╭─ Data supplied

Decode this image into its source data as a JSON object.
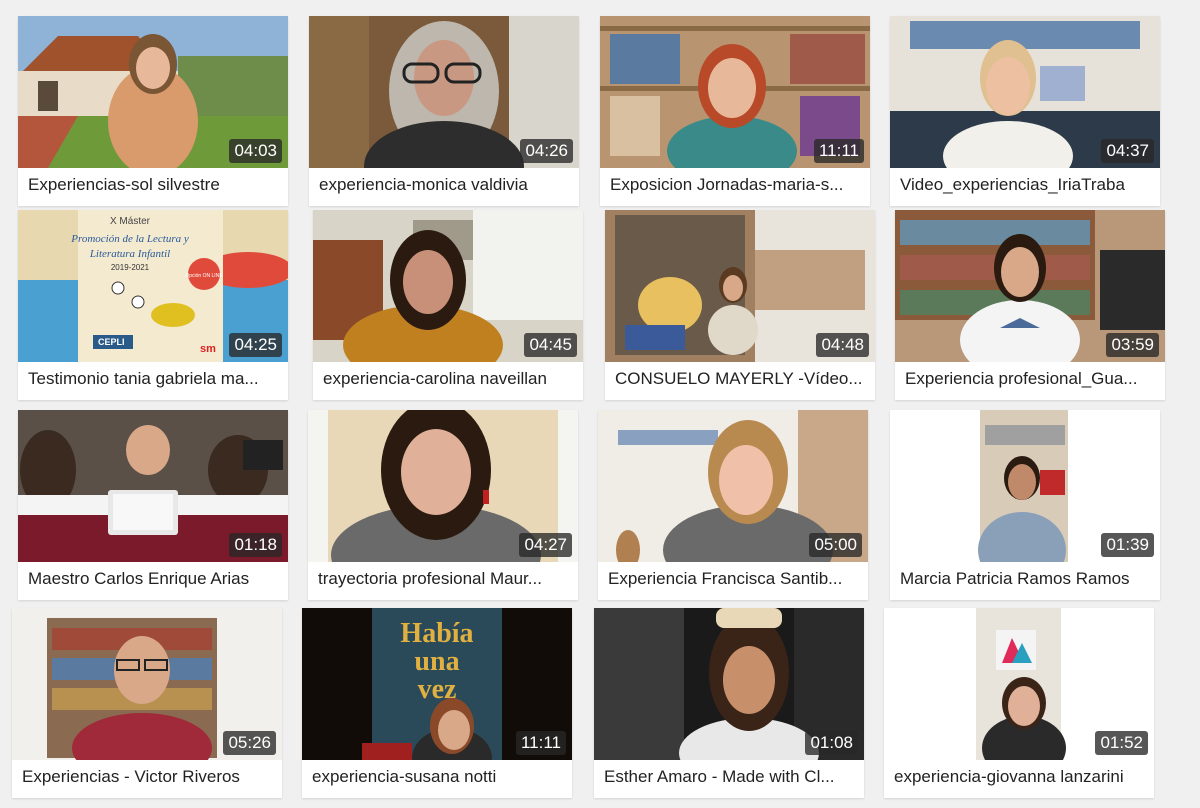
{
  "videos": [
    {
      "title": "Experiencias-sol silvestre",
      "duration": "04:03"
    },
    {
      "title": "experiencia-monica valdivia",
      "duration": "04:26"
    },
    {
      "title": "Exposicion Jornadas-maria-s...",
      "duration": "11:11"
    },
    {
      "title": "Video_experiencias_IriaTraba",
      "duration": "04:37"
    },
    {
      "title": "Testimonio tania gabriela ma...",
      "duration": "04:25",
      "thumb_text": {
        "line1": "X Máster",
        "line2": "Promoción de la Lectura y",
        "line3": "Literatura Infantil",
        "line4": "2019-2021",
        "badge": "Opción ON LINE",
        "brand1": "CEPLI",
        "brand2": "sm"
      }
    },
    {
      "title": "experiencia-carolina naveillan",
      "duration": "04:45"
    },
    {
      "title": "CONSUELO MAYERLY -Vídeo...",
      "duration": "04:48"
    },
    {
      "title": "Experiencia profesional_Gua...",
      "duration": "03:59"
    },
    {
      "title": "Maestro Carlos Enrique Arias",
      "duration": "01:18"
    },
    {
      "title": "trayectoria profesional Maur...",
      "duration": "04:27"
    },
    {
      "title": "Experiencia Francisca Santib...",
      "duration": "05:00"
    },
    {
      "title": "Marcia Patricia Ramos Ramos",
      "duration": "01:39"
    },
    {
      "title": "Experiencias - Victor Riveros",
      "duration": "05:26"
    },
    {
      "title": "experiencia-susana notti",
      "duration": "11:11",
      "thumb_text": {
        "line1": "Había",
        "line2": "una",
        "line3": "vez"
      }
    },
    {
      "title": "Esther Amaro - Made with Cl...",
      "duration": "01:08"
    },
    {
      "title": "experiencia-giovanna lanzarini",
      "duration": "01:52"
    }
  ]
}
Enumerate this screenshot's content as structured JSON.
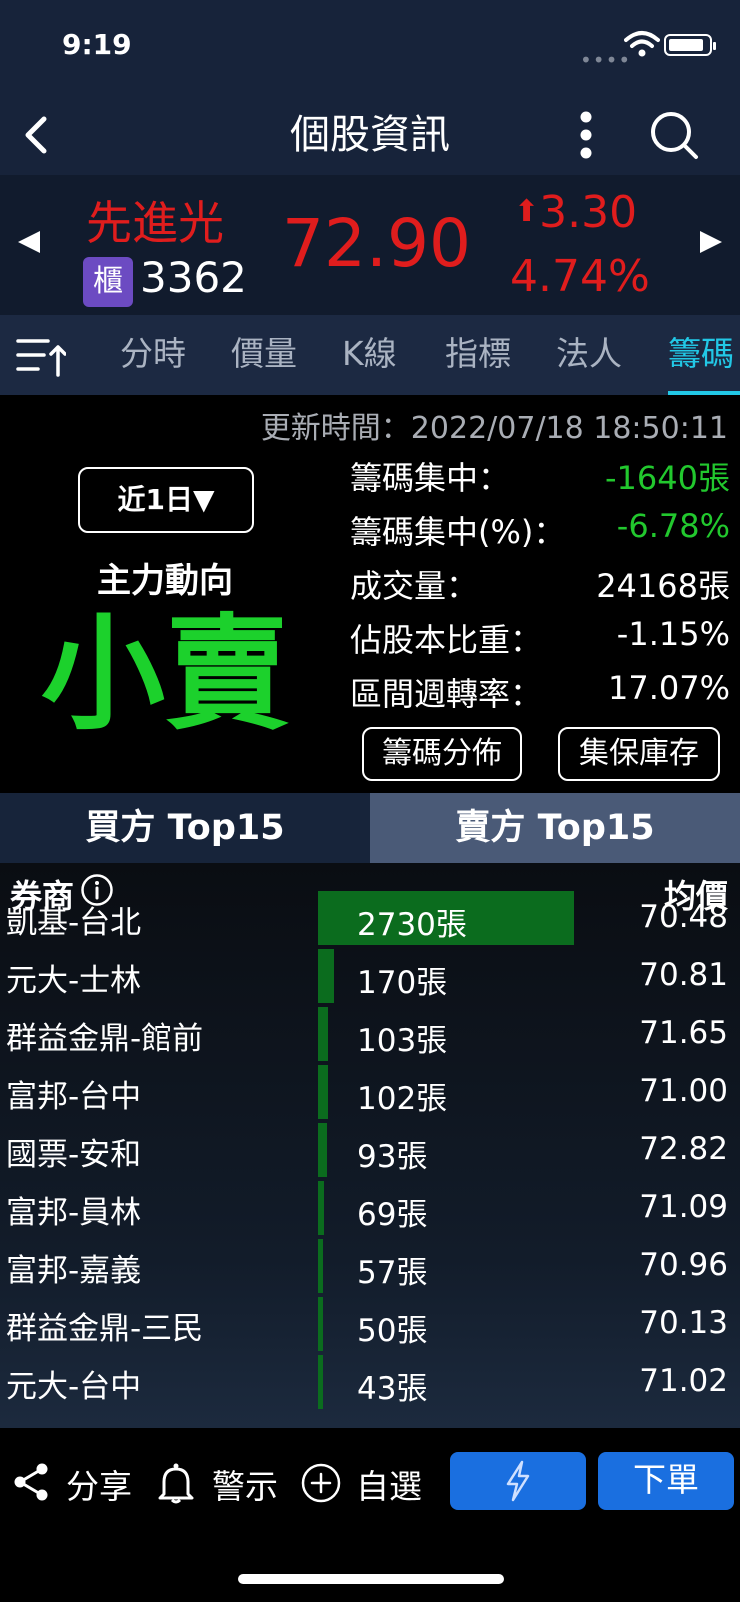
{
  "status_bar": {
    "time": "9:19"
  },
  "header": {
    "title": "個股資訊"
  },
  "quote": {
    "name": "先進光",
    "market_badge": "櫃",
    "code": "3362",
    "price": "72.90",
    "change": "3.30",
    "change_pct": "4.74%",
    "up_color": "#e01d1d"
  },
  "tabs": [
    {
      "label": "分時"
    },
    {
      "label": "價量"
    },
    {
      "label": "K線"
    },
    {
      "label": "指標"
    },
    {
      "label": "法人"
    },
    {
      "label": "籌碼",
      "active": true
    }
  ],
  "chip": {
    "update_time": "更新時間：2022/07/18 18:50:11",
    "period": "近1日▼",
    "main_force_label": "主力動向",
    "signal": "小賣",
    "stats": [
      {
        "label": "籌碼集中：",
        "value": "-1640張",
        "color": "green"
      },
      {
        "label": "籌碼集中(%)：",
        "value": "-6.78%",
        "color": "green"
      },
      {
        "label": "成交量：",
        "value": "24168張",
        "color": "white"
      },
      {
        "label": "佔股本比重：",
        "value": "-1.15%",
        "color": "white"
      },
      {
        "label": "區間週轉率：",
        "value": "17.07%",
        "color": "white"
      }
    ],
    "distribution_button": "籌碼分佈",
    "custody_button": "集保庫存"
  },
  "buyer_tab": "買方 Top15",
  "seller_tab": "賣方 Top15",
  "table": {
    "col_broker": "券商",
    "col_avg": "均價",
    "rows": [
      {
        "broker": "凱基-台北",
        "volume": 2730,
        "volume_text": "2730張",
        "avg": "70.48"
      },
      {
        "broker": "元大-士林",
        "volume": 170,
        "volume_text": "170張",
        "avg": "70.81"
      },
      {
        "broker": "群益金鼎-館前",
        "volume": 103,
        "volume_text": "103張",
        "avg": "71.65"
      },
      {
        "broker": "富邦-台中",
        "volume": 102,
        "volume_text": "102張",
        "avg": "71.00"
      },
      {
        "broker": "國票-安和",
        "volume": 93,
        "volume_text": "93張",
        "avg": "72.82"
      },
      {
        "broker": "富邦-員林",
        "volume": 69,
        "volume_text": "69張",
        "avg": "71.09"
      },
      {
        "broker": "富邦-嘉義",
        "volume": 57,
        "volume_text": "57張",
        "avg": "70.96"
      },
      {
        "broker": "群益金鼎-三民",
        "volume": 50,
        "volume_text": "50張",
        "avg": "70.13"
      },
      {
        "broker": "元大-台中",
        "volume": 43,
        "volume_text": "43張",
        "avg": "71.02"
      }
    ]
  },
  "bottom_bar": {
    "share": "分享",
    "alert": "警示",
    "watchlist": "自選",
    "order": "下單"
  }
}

╰─

(Task brief)
Repeat each entry exactly as it appears; skip any picture.

(Exercise response)
Decode this image into its source data as a JSON object.
{
  "videos": [
    {
      "title": "Experiencias-sol silvestre",
      "duration": "04:03"
    },
    {
      "title": "experiencia-monica valdivia",
      "duration": "04:26"
    },
    {
      "title": "Exposicion Jornadas-maria-s...",
      "duration": "11:11"
    },
    {
      "title": "Video_experiencias_IriaTraba",
      "duration": "04:37"
    },
    {
      "title": "Testimonio tania gabriela ma...",
      "duration": "04:25",
      "thumb_text": {
        "line1": "X Máster",
        "line2": "Promoción de la Lectura y",
        "line3": "Literatura Infantil",
        "line4": "2019-2021",
        "badge": "Opción ON LINE",
        "brand1": "CEPLI",
        "brand2": "sm"
      }
    },
    {
      "title": "experiencia-carolina naveillan",
      "duration": "04:45"
    },
    {
      "title": "CONSUELO MAYERLY -Vídeo...",
      "duration": "04:48"
    },
    {
      "title": "Experiencia profesional_Gua...",
      "duration": "03:59"
    },
    {
      "title": "Maestro Carlos Enrique Arias",
      "duration": "01:18"
    },
    {
      "title": "trayectoria profesional Maur...",
      "duration": "04:27"
    },
    {
      "title": "Experiencia Francisca Santib...",
      "duration": "05:00"
    },
    {
      "title": "Marcia Patricia Ramos Ramos",
      "duration": "01:39"
    },
    {
      "title": "Experiencias - Victor Riveros",
      "duration": "05:26"
    },
    {
      "title": "experiencia-susana notti",
      "duration": "11:11",
      "thumb_text": {
        "line1": "Había",
        "line2": "una",
        "line3": "vez"
      }
    },
    {
      "title": "Esther Amaro - Made with Cl...",
      "duration": "01:08"
    },
    {
      "title": "experiencia-giovanna lanzarini",
      "duration": "01:52"
    }
  ]
}
Enumerate this screenshot's content as structured JSON.
{
  "status_bar": {
    "time": "9:19"
  },
  "header": {
    "title": "個股資訊"
  },
  "quote": {
    "name": "先進光",
    "market_badge": "櫃",
    "code": "3362",
    "price": "72.90",
    "change": "3.30",
    "change_pct": "4.74%",
    "up_color": "#e01d1d"
  },
  "tabs": [
    {
      "label": "分時"
    },
    {
      "label": "價量"
    },
    {
      "label": "K線"
    },
    {
      "label": "指標"
    },
    {
      "label": "法人"
    },
    {
      "label": "籌碼",
      "active": true
    }
  ],
  "chip": {
    "update_time": "更新時間：2022/07/18 18:50:11",
    "period": "近1日▼",
    "main_force_label": "主力動向",
    "signal": "小賣",
    "stats": [
      {
        "label": "籌碼集中：",
        "value": "-1640張",
        "color": "green"
      },
      {
        "label": "籌碼集中(%)：",
        "value": "-6.78%",
        "color": "green"
      },
      {
        "label": "成交量：",
        "value": "24168張",
        "color": "white"
      },
      {
        "label": "佔股本比重：",
        "value": "-1.15%",
        "color": "white"
      },
      {
        "label": "區間週轉率：",
        "value": "17.07%",
        "color": "white"
      }
    ],
    "distribution_button": "籌碼分佈",
    "custody_button": "集保庫存"
  },
  "buyer_tab": "買方 Top15",
  "seller_tab": "賣方 Top15",
  "table": {
    "col_broker": "券商",
    "col_avg": "均價",
    "rows": [
      {
        "broker": "凱基-台北",
        "volume": 2730,
        "volume_text": "2730張",
        "avg": "70.48"
      },
      {
        "broker": "元大-士林",
        "volume": 170,
        "volume_text": "170張",
        "avg": "70.81"
      },
      {
        "broker": "群益金鼎-館前",
        "volume": 103,
        "volume_text": "103張",
        "avg": "71.65"
      },
      {
        "broker": "富邦-台中",
        "volume": 102,
        "volume_text": "102張",
        "avg": "71.00"
      },
      {
        "broker": "國票-安和",
        "volume": 93,
        "volume_text": "93張",
        "avg": "72.82"
      },
      {
        "broker": "富邦-員林",
        "volume": 69,
        "volume_text": "69張",
        "avg": "71.09"
      },
      {
        "broker": "富邦-嘉義",
        "volume": 57,
        "volume_text": "57張",
        "avg": "70.96"
      },
      {
        "broker": "群益金鼎-三民",
        "volume": 50,
        "volume_text": "50張",
        "avg": "70.13"
      },
      {
        "broker": "元大-台中",
        "volume": 43,
        "volume_text": "43張",
        "avg": "71.02"
      }
    ]
  },
  "bottom_bar": {
    "share": "分享",
    "alert": "警示",
    "watchlist": "自選",
    "order": "下單"
  }
}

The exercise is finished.